-- Start Data for this task --

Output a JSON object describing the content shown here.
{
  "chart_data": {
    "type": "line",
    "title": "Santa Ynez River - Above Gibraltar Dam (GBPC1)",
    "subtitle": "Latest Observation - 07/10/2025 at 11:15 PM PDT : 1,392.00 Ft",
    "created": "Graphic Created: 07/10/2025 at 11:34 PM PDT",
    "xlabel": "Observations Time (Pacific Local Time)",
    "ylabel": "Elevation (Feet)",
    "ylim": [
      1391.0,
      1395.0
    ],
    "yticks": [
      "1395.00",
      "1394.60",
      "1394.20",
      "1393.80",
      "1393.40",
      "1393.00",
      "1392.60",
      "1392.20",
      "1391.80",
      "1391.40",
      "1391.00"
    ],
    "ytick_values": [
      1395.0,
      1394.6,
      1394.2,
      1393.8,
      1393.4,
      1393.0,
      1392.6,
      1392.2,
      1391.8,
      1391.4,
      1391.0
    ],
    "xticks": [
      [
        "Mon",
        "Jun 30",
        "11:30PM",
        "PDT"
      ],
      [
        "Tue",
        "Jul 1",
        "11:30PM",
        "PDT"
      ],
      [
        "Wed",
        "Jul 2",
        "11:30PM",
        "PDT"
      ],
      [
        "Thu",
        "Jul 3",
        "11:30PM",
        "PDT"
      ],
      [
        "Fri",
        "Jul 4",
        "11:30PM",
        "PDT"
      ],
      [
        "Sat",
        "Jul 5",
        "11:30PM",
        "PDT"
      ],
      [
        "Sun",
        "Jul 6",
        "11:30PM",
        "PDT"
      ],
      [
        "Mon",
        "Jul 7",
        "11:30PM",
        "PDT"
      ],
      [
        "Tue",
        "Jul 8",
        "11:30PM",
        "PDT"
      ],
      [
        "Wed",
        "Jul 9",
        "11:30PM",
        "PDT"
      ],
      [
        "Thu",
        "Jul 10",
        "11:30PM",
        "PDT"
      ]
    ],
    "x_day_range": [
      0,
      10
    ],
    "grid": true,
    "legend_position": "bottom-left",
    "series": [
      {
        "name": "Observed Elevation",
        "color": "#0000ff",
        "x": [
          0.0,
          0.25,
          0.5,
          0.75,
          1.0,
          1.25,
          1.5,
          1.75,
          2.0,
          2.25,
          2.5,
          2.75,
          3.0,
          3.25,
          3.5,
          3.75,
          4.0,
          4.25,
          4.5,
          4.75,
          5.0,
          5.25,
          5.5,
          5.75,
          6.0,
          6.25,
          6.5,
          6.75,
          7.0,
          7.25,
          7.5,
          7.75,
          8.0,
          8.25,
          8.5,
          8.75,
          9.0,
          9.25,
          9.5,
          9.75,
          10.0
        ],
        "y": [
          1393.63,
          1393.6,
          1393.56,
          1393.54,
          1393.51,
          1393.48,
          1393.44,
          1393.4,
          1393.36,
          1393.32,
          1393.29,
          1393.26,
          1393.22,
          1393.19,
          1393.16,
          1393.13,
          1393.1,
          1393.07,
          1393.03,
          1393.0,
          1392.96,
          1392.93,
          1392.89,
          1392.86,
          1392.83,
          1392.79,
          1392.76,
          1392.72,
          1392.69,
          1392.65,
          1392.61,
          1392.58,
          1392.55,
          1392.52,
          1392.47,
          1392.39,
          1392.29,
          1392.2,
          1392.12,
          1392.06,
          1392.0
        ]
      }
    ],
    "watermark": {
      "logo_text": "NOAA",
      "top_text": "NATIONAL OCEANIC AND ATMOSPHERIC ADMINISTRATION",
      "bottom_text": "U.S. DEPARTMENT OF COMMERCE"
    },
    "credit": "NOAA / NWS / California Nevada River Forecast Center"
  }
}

-- End Data for this task --

*Work to do*:
Write out every entry exactly as given.

*Exercise response*:
Output a JSON object describing the content shown here.
{
  "chart_data": {
    "type": "line",
    "title": "Santa Ynez River - Above Gibraltar Dam (GBPC1)",
    "subtitle": "Latest Observation - 07/10/2025 at 11:15 PM PDT : 1,392.00 Ft",
    "created": "Graphic Created: 07/10/2025 at 11:34 PM PDT",
    "xlabel": "Observations Time (Pacific Local Time)",
    "ylabel": "Elevation (Feet)",
    "ylim": [
      1391.0,
      1395.0
    ],
    "yticks": [
      "1395.00",
      "1394.60",
      "1394.20",
      "1393.80",
      "1393.40",
      "1393.00",
      "1392.60",
      "1392.20",
      "1391.80",
      "1391.40",
      "1391.00"
    ],
    "ytick_values": [
      1395.0,
      1394.6,
      1394.2,
      1393.8,
      1393.4,
      1393.0,
      1392.6,
      1392.2,
      1391.8,
      1391.4,
      1391.0
    ],
    "xticks": [
      [
        "Mon",
        "Jun 30",
        "11:30PM",
        "PDT"
      ],
      [
        "Tue",
        "Jul 1",
        "11:30PM",
        "PDT"
      ],
      [
        "Wed",
        "Jul 2",
        "11:30PM",
        "PDT"
      ],
      [
        "Thu",
        "Jul 3",
        "11:30PM",
        "PDT"
      ],
      [
        "Fri",
        "Jul 4",
        "11:30PM",
        "PDT"
      ],
      [
        "Sat",
        "Jul 5",
        "11:30PM",
        "PDT"
      ],
      [
        "Sun",
        "Jul 6",
        "11:30PM",
        "PDT"
      ],
      [
        "Mon",
        "Jul 7",
        "11:30PM",
        "PDT"
      ],
      [
        "Tue",
        "Jul 8",
        "11:30PM",
        "PDT"
      ],
      [
        "Wed",
        "Jul 9",
        "11:30PM",
        "PDT"
      ],
      [
        "Thu",
        "Jul 10",
        "11:30PM",
        "PDT"
      ]
    ],
    "x_day_range": [
      0,
      10
    ],
    "grid": true,
    "legend_position": "bottom-left",
    "series": [
      {
        "name": "Observed Elevation",
        "color": "#0000ff",
        "x": [
          0.0,
          0.25,
          0.5,
          0.75,
          1.0,
          1.25,
          1.5,
          1.75,
          2.0,
          2.25,
          2.5,
          2.75,
          3.0,
          3.25,
          3.5,
          3.75,
          4.0,
          4.25,
          4.5,
          4.75,
          5.0,
          5.25,
          5.5,
          5.75,
          6.0,
          6.25,
          6.5,
          6.75,
          7.0,
          7.25,
          7.5,
          7.75,
          8.0,
          8.25,
          8.5,
          8.75,
          9.0,
          9.25,
          9.5,
          9.75,
          10.0
        ],
        "y": [
          1393.63,
          1393.6,
          1393.56,
          1393.54,
          1393.51,
          1393.48,
          1393.44,
          1393.4,
          1393.36,
          1393.32,
          1393.29,
          1393.26,
          1393.22,
          1393.19,
          1393.16,
          1393.13,
          1393.1,
          1393.07,
          1393.03,
          1393.0,
          1392.96,
          1392.93,
          1392.89,
          1392.86,
          1392.83,
          1392.79,
          1392.76,
          1392.72,
          1392.69,
          1392.65,
          1392.61,
          1392.58,
          1392.55,
          1392.52,
          1392.47,
          1392.39,
          1392.29,
          1392.2,
          1392.12,
          1392.06,
          1392.0
        ]
      }
    ],
    "watermark": {
      "logo_text": "NOAA",
      "top_text": "NATIONAL OCEANIC AND ATMOSPHERIC ADMINISTRATION",
      "bottom_text": "U.S. DEPARTMENT OF COMMERCE"
    },
    "credit": "NOAA / NWS / California Nevada River Forecast Center"
  }
}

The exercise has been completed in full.